··· GIVEN RECORDS

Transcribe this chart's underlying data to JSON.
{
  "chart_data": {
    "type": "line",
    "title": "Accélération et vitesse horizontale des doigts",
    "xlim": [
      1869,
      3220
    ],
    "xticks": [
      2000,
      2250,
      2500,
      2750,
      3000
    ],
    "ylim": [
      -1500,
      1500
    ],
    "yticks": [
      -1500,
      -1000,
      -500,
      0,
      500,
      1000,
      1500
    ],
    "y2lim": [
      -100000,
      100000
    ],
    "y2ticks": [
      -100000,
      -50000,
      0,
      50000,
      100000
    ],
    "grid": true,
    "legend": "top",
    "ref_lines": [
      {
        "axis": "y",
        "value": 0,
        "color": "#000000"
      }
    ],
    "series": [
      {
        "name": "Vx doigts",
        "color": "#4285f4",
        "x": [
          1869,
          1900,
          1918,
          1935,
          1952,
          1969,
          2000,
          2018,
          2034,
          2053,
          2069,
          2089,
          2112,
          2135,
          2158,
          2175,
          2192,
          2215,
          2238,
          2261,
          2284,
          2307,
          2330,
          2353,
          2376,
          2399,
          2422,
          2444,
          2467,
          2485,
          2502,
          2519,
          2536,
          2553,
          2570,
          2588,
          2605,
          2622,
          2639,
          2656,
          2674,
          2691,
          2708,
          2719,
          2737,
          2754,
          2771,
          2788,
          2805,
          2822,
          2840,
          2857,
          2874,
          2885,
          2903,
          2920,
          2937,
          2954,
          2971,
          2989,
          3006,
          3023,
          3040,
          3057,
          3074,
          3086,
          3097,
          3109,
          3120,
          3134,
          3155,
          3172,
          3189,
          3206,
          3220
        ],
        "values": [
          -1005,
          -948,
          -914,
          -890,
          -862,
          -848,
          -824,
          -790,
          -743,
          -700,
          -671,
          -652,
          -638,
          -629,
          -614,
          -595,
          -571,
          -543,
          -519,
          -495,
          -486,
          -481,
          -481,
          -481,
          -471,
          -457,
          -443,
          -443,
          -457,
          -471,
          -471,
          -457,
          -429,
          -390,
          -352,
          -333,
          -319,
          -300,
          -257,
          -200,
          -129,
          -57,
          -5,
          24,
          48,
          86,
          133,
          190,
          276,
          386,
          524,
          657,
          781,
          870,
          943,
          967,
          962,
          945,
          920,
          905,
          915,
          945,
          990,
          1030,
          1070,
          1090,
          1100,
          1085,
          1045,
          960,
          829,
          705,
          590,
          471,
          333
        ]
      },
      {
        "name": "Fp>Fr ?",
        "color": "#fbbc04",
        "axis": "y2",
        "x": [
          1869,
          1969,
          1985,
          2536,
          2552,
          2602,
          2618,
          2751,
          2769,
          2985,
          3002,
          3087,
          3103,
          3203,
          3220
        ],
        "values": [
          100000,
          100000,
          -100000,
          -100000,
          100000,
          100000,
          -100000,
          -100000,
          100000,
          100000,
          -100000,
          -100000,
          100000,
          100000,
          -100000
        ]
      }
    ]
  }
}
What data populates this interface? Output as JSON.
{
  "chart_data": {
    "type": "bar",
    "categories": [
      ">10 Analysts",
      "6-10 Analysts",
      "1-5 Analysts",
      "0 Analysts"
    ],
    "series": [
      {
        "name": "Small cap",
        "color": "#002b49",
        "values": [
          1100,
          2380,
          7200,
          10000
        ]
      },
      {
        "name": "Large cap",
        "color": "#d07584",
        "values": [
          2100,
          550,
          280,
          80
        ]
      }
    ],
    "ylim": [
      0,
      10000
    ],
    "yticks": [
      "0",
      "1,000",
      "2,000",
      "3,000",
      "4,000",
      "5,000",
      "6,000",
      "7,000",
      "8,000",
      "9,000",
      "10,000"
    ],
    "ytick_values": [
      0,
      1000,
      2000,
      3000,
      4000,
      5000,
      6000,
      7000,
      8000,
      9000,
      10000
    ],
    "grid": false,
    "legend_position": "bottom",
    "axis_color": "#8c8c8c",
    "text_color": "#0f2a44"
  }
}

······

[PROBLEM TO SOLVE] Reproduce precisely the span of lines that begins at the line containing "What data populates" and ends with the last line of the listing.

[REPLY TO THE EXERCISE]
What data populates this interface? Output as JSON.
{
  "chart_data": {
    "type": "bar",
    "categories": [
      ">10 Analysts",
      "6-10 Analysts",
      "1-5 Analysts",
      "0 Analysts"
    ],
    "series": [
      {
        "name": "Small cap",
        "color": "#002b49",
        "values": [
          1100,
          2380,
          7200,
          10000
        ]
      },
      {
        "name": "Large cap",
        "color": "#d07584",
        "values": [
          2100,
          550,
          280,
          80
        ]
      }
    ],
    "ylim": [
      0,
      10000
    ],
    "yticks": [
      "0",
      "1,000",
      "2,000",
      "3,000",
      "4,000",
      "5,000",
      "6,000",
      "7,000",
      "8,000",
      "9,000",
      "10,000"
    ],
    "ytick_values": [
      0,
      1000,
      2000,
      3000,
      4000,
      5000,
      6000,
      7000,
      8000,
      9000,
      10000
    ],
    "grid": false,
    "legend_position": "bottom",
    "axis_color": "#8c8c8c",
    "text_color": "#0f2a44"
  }
}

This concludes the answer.